___ Data for this exercise ___

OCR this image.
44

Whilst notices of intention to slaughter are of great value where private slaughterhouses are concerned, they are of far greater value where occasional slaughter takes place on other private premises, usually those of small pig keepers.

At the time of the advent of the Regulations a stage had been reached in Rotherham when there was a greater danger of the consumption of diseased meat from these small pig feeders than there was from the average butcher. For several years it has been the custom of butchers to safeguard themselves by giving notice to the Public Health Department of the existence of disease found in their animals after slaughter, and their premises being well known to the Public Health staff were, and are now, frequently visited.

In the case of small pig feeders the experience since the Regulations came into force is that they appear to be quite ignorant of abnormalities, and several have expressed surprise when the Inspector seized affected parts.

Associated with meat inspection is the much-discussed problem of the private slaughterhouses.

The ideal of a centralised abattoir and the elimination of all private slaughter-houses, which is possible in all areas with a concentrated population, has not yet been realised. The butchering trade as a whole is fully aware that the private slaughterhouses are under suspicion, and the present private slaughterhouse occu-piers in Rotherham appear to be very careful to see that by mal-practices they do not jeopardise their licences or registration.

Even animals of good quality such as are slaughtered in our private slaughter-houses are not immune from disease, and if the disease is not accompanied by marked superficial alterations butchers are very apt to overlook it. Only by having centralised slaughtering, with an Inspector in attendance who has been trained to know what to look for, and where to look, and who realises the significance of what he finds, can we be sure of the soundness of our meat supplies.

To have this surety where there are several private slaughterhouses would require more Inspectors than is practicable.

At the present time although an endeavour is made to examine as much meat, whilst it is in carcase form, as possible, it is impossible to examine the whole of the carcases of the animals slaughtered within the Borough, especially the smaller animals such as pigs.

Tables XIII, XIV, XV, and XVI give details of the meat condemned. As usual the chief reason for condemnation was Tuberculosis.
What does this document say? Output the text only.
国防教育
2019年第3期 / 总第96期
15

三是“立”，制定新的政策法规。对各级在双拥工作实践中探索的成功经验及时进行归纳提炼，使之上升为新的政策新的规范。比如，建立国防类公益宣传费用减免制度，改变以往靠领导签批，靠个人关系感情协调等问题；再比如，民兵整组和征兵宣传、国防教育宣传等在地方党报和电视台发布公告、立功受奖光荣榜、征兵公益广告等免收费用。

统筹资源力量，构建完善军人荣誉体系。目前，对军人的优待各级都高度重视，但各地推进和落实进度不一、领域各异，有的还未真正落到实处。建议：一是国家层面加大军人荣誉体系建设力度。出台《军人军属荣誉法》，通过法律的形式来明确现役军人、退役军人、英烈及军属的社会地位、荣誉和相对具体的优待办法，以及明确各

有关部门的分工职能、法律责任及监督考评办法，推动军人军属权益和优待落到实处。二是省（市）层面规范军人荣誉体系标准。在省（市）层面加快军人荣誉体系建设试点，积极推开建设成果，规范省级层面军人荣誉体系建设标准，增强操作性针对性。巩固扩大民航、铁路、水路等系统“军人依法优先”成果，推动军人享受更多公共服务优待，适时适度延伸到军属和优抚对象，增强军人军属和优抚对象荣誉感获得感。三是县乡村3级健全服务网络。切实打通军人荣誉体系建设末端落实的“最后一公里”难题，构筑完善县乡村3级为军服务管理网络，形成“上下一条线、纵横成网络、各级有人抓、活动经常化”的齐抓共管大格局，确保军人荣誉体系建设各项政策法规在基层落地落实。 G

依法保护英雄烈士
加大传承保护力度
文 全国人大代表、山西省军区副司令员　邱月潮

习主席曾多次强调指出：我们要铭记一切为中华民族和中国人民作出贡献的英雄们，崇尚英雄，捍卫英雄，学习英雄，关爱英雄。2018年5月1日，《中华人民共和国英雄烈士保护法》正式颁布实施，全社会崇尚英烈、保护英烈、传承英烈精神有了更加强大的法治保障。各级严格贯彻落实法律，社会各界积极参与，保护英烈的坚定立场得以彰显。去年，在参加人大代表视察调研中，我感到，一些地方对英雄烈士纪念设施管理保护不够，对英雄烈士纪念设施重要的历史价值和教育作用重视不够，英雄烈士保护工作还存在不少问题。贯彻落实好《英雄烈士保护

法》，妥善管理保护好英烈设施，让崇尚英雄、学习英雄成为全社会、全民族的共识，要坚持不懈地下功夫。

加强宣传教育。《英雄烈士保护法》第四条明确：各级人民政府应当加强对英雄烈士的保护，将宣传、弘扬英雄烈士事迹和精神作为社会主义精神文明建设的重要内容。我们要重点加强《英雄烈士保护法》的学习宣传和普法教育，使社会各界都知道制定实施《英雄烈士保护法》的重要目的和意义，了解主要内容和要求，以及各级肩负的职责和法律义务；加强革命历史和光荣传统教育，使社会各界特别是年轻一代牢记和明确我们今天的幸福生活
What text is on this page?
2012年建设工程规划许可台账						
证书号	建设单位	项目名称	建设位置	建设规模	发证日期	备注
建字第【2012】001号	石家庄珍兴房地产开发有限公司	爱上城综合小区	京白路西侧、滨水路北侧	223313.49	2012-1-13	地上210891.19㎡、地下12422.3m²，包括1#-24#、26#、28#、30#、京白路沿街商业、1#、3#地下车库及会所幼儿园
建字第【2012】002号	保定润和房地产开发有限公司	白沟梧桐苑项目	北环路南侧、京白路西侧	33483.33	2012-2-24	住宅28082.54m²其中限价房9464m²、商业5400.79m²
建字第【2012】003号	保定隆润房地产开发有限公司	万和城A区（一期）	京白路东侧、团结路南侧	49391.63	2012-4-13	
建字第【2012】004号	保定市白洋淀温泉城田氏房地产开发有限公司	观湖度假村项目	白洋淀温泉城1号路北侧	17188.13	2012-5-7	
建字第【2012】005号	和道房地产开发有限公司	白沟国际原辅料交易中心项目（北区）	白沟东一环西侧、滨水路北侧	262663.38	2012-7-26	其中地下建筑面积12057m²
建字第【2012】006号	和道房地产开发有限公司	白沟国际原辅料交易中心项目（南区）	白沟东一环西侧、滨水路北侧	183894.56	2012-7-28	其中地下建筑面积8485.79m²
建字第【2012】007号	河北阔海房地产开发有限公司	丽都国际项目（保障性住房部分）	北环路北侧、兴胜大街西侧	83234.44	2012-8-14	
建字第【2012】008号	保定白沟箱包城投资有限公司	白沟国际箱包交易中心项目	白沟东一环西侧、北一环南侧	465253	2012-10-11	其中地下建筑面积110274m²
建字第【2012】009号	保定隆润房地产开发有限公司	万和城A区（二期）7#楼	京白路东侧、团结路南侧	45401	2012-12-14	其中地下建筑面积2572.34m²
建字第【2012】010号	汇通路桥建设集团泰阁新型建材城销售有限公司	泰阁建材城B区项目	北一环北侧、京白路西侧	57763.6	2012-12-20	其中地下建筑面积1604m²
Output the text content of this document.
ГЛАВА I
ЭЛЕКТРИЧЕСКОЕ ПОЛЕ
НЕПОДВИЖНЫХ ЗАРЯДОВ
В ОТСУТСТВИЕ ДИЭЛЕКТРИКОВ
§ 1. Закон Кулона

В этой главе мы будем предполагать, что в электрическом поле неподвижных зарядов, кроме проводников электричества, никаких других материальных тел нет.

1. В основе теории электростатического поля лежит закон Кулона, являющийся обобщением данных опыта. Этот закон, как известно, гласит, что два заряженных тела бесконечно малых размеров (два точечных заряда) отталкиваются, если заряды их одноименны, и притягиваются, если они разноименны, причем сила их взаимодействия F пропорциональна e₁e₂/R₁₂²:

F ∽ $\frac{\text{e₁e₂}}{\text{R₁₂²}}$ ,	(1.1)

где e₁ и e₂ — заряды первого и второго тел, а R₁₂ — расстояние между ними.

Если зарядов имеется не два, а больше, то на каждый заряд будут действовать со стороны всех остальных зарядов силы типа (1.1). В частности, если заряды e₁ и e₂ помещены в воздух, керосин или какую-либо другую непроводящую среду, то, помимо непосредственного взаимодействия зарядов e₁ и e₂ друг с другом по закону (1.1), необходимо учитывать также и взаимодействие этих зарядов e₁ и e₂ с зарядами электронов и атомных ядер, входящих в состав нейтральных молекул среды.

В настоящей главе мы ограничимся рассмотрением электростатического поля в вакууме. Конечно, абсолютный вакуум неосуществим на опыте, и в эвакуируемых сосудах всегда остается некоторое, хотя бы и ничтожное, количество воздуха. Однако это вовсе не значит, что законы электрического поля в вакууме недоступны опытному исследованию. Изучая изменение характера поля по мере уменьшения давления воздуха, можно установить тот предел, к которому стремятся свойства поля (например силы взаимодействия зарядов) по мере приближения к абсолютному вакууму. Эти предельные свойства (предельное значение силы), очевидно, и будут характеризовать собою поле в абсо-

___

■ Set task:
Each line of the material above either contains the word "白沟东一环西侧" or does not; state how many do, and nothing else.

■ Solution:
3